• WORK INSTRUCTION:
Copies of all lines that contain "Power" are needed; take them from the data below.

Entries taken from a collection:
◆ ◆ ◆ ◆ ◆

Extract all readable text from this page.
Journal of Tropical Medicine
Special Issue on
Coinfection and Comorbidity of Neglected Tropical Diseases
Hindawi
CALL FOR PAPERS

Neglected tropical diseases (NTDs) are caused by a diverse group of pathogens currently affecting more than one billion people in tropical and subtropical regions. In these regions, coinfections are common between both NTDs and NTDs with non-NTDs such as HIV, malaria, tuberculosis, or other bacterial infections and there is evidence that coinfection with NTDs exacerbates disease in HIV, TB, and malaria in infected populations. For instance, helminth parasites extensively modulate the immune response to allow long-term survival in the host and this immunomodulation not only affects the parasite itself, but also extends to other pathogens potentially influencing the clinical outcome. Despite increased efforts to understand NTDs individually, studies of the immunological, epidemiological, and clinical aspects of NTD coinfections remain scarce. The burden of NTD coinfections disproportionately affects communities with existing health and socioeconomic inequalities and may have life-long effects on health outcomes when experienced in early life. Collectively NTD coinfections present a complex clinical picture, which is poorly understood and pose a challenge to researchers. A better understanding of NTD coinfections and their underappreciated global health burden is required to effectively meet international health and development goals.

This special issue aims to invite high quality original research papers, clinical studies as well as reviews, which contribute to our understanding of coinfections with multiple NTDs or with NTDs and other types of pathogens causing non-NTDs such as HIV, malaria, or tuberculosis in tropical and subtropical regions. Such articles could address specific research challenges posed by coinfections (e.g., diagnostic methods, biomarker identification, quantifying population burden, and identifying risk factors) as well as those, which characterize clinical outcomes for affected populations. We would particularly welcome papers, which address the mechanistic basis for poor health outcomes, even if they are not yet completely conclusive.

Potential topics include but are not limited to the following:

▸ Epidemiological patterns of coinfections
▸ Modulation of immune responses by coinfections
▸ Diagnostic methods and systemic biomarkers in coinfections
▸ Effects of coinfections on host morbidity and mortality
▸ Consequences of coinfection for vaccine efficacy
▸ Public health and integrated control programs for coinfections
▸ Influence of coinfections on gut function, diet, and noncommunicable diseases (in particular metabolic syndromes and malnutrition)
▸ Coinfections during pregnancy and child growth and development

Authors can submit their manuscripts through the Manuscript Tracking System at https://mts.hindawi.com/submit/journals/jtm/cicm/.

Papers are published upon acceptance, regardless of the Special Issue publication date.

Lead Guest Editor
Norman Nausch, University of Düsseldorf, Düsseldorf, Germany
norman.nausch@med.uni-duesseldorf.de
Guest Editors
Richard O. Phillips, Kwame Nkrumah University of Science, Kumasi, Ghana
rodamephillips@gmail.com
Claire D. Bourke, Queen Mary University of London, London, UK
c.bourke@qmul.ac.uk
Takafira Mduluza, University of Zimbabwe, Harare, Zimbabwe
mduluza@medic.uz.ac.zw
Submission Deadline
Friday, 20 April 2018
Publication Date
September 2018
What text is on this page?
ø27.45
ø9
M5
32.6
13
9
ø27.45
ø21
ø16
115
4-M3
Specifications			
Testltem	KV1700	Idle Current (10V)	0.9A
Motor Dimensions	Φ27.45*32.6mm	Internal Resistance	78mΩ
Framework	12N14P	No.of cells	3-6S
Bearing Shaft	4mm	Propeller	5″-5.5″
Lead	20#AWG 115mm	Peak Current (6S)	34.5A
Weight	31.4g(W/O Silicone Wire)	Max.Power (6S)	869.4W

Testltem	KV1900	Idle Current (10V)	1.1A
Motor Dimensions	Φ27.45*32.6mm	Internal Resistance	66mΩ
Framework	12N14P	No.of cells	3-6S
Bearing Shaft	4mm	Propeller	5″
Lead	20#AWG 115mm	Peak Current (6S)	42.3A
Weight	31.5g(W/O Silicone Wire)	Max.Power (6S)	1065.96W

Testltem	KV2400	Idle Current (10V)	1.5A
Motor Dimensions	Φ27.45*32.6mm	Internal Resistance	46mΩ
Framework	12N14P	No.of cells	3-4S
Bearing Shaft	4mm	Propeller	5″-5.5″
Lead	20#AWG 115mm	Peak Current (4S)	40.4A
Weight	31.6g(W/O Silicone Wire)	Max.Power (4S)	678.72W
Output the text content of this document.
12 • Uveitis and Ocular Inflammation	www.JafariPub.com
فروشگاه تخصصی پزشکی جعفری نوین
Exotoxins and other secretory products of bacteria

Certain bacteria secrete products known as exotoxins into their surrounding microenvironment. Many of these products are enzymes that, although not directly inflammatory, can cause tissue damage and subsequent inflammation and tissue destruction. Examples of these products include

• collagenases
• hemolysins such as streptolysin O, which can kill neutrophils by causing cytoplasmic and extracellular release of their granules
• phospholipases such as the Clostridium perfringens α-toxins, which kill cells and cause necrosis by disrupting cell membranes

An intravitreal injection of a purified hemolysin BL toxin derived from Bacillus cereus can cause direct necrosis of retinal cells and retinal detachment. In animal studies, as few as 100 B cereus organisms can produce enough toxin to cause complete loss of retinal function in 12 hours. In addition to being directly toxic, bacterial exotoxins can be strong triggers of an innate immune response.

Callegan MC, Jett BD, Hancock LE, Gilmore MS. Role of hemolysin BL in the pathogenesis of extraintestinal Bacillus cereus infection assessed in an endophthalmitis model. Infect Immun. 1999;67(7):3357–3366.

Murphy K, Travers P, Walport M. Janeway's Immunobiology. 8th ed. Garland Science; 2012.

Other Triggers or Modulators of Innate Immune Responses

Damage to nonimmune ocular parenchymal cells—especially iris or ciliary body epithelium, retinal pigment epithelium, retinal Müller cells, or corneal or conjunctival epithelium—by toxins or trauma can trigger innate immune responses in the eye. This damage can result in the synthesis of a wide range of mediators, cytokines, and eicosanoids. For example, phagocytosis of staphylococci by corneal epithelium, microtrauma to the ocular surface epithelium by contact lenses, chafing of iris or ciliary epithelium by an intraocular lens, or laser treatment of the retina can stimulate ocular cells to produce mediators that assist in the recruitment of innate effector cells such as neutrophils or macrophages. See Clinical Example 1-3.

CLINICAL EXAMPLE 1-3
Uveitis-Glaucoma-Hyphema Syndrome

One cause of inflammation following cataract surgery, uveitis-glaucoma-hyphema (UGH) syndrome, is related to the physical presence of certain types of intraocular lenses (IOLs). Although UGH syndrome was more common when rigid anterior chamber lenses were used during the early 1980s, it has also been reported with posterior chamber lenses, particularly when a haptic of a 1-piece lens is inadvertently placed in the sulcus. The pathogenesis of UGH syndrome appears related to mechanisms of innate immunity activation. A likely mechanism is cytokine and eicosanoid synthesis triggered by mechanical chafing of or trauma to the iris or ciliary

◆ ◆ ◆ ◆ ◆

• COMPLETED TASK:
Weight	31.4g(W/O Silicone Wire)	Max.Power (6S)	869.4W
Weight	31.5g(W/O Silicone Wire)	Max.Power (6S)	1065.96W
Weight	31.6g(W/O Silicone Wire)	Max.Power (4S)	678.72W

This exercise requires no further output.